**Page text:**
###

A mother-daughter conversation on food and cooking (mostly)

Sunday, November 23, 2014

Cranberry Orange Relish

I made cranberry orange relish today, just like every Thanksgiving. It's the earliest thing I can remember cooking — grinding the oranges and cranberries with Russell, the hand grinder clamped on a chair covered in newspaper.

The recipe is unimportant; I basically use what's on the back of the Ocean Spray bag — one orange, one bag of cranberries, and between a half-cup and 3/4 cup of sugar. No cinnamon or any of the other fussy stuff.

What's absolutely critical is the hand grinder. I tried it once in the food processor and it was mushy. I tried it once with the meat grinder attachment on my Kitchen Aid and it was...OK. But the hand grinder is perfect.

I think it has something to do with this:
All that juice runs off during the grinding process, and I use it to make drinks. It's not sticking around mingling with the sugar, making things mushy.

Here was my setup today.
 I use the middle grind size.

Saturday, November 22, 2014

Still Baking Bread

I was nominated to bring bread to a potluck last week, so I contributed two loaves.   The back loaf is my regular whole wheat bread, which I posted about back in 2008.  The front loaf is a version of the no-knead artisan bread which has been making the rounds for years.  Jack sent me a recipe for it recently, and I tried it with 2 cups whole wheat flour and 1 cup white flour, plus 1 1/2 tablespoons gluten flour.  It was very good, and was by far the favorite of the dinner guests.

###

**Given data:**
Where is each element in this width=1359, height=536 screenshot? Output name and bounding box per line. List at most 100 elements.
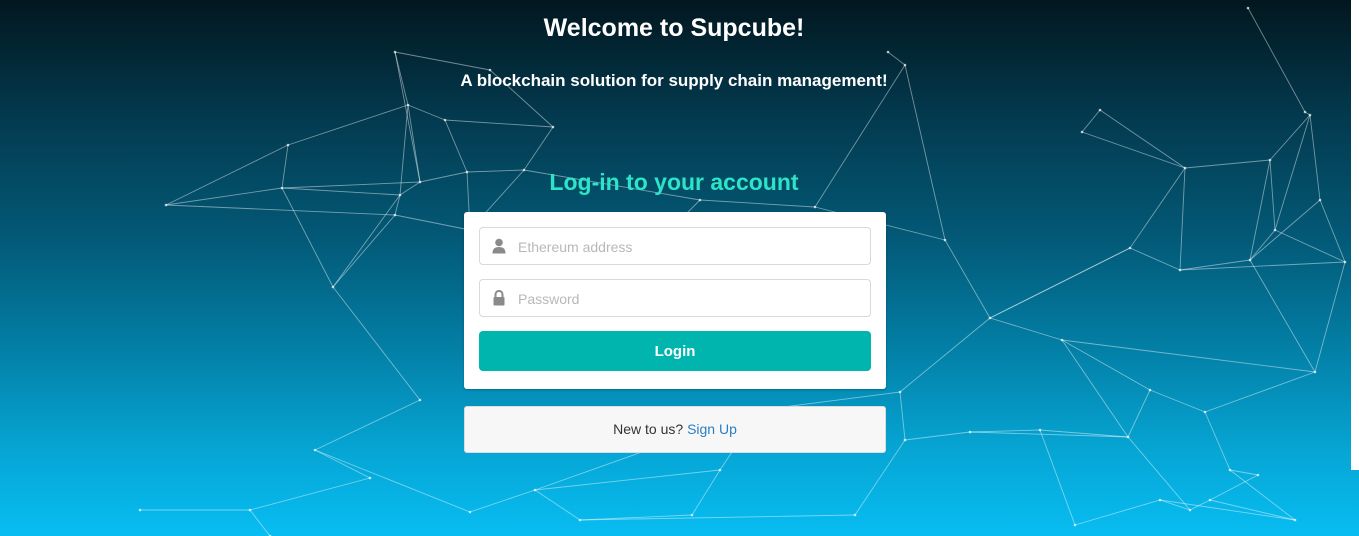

###

**Short exercise 1:** Translate this sentence from the food blog into Spanish: "What's absolutely critical is the hand grinder."
**Short exercise 2:** According to the food blog, which appliance produced mushy relish when it was used once?
**Short exercise 3:** Continue the food blog from where it stops, after the sentence about the bread being the dinner guests' favorite.

**Reply 1:** Lo absolutamente esencial es el molinillo manual.

**Reply 2:** The food processor.

**Reply 3:**
Today I'm making it with all whole wheat flour, and a little more gluten. It's looking good so far.

Wednesday, November 5, 2014

Chicken and Vegetable Tagine

I really get a kick out of finding a great recipe in a newspaper or magazine.  It's like a treasure hunt, or a needle-in-a-haystack hunt, to be more precise, since there's so much dross to sort through before discovering a gem.

Back in November of 2006 I posted a link to this recipe from Parade magazine, but when Mary Ellen asked for it yesterday I saw that the link had expired.  So here's my version.  You can cook this ahead and reheat it, making it a very good thing to serve to company.

Chicken and Vegetable Tagine

6 tablespoons olive oil
3 cups slivered onions
6 large cloves of garlic, minced

Heat half of the olive oil in  large skillet or pot.  Saute the onions and garlic for 10-15 minutes, stirring, until softened.

1 tablespoon paprika
1 teaspoon turmeric
1 teaspoon ground coriander
1 teaspoon fennel seeds
1 teaspoon ground cumin
1 teaspoon ground ginger
1 teaspoon salt, or to taste
Pepper to taste

Stir in the spices and cook for another minute.  Than add:

1 1-pound can diced tomatoes
1 cup water
3 tablespoons lemon juice

Bring to a boil and cook for two minutes and then stir in

4 large chicken thighs, cut into two or three pieces each

Make sure the chicken is covered with sauce.  Simmer, partly covered, for about fifty minutes, turning the chicken pieces over halfway through.

1 large eggplant

Meanwhile, preheat the oven to 400 degrees.  Cut the eggplant, peeled if desired, into 1-inch cubes.  Toss with remaining 3 tablespoons of olive oil in a shallow baking pan.  Roast for about 25 minutes until tender and golden, turning once or twice.  Remove from oven and set aside.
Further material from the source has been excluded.